Gather all lines in the entries that include the word "below".

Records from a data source
□ □ □ □ □
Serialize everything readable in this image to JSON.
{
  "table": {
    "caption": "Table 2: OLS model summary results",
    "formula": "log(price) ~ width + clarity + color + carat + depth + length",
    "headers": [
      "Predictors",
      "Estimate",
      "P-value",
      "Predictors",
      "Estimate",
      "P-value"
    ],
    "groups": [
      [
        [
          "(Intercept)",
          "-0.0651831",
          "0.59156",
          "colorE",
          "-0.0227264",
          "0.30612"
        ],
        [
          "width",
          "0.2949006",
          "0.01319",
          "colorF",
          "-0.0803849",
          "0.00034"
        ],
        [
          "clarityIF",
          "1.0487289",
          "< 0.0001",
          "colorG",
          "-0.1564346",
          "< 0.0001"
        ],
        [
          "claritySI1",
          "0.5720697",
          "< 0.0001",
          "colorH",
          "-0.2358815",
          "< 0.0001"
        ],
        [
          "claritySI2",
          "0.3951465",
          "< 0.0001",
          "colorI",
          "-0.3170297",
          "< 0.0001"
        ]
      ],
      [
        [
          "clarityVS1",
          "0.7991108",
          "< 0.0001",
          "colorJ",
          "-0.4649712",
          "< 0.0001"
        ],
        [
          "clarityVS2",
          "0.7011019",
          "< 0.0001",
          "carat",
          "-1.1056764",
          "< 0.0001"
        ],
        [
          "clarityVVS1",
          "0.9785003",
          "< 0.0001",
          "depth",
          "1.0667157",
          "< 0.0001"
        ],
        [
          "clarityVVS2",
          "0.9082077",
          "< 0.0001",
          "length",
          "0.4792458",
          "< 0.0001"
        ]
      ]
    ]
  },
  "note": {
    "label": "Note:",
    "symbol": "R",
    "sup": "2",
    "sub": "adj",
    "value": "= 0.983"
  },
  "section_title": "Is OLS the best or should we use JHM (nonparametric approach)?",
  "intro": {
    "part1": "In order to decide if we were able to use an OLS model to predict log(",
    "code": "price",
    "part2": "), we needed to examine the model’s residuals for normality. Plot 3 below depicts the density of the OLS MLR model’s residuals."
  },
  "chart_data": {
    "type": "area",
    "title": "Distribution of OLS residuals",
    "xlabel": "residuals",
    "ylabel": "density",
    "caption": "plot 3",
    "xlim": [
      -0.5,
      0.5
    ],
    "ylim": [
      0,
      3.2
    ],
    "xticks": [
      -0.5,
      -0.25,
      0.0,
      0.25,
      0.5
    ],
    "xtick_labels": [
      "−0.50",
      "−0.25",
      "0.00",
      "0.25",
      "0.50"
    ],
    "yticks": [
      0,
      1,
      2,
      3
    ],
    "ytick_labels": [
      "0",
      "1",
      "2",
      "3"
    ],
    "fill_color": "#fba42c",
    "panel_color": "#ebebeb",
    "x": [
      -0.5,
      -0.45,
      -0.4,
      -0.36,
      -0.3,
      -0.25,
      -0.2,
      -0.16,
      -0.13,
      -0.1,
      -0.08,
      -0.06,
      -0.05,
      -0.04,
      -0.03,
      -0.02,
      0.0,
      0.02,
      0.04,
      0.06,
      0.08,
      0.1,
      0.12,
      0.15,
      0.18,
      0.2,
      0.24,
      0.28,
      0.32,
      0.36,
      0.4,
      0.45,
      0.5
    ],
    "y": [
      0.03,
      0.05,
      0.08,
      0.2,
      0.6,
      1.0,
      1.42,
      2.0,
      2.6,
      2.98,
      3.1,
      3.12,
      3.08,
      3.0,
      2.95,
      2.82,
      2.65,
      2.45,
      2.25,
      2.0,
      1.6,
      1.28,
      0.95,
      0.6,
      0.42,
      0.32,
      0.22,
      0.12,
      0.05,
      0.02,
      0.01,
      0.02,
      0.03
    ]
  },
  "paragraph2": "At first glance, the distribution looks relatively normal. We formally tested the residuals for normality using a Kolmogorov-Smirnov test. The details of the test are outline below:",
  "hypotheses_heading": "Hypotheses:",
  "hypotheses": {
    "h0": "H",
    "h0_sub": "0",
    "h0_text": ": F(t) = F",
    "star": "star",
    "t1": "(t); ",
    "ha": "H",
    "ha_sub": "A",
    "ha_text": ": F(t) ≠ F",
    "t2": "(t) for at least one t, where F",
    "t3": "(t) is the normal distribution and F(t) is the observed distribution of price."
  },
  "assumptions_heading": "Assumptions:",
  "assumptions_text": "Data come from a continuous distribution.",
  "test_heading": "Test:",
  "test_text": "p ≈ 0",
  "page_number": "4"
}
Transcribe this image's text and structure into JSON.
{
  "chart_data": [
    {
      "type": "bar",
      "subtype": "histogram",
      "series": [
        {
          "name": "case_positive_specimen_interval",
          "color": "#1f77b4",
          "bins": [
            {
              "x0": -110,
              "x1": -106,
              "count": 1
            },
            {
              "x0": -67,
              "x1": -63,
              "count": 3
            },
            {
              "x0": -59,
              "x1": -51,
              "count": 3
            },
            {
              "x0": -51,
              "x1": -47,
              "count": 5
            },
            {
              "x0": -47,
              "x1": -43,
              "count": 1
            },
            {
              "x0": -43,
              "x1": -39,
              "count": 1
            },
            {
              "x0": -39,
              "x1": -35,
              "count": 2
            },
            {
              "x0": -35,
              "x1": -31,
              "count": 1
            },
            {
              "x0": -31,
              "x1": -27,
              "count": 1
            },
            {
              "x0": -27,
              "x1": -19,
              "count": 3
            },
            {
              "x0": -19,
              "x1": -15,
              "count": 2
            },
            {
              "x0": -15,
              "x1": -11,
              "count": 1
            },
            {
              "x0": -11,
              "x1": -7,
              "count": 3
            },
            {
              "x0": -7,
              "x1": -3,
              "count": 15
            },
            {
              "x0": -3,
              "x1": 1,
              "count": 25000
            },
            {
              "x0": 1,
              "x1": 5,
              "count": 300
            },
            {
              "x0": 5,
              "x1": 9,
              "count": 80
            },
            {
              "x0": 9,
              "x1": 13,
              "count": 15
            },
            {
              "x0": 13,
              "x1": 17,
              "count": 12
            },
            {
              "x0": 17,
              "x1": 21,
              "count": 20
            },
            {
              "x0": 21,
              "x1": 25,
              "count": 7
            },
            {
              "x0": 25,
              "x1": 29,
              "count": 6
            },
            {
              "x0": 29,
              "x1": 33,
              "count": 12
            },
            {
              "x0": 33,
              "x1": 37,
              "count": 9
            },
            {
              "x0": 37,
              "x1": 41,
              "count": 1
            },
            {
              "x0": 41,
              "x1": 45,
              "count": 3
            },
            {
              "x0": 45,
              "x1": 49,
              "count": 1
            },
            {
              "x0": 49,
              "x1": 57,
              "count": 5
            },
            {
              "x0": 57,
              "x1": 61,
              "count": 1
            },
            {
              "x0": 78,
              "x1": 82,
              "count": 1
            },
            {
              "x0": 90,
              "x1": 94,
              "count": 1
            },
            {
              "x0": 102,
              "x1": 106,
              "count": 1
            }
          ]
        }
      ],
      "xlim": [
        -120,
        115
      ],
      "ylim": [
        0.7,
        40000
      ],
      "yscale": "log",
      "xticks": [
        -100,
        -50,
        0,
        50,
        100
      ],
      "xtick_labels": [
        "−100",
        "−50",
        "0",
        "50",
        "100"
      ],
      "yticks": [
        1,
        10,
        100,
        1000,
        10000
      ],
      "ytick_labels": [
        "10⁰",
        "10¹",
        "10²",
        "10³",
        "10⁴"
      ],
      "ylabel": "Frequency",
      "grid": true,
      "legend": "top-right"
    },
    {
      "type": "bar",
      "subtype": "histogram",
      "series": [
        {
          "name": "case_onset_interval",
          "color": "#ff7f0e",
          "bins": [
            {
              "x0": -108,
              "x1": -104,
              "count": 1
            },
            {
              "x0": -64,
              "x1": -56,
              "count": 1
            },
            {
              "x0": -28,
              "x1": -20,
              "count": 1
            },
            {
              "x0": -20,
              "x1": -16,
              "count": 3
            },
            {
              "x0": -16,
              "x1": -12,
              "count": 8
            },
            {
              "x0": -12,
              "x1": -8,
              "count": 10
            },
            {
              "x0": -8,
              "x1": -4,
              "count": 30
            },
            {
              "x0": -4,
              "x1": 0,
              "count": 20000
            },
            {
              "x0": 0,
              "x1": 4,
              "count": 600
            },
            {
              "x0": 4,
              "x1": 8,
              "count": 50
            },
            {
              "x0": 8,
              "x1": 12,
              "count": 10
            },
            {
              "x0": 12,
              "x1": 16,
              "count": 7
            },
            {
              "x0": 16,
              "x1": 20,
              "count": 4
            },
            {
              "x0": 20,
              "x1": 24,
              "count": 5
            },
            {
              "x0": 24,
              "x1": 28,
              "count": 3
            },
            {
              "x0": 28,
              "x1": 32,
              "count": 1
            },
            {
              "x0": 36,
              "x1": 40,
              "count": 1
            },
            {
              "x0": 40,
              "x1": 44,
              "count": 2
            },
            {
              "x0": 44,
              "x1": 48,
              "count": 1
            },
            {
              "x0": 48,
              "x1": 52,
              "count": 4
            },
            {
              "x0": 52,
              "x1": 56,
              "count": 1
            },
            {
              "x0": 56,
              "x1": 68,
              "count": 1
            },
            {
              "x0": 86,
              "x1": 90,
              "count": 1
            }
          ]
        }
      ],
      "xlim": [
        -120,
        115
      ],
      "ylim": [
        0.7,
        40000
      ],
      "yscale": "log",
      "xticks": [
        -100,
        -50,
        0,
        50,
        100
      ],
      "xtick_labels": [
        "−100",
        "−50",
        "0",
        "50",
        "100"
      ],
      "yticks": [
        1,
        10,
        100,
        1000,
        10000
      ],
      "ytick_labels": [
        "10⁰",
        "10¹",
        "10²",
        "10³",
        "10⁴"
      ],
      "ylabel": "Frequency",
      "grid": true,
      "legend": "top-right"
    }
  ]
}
□ □ □ □ □
■ FULL SOLUTION
    "part2": "), we needed to examine the model’s residuals for normality. Plot 3 below depicts the density of the OLS MLR model’s residuals."
  "paragraph2": "At first glance, the distribution looks relatively normal. We formally tested the residuals for normality using a Kolmogorov-Smirnov test. The details of the test are outline below:",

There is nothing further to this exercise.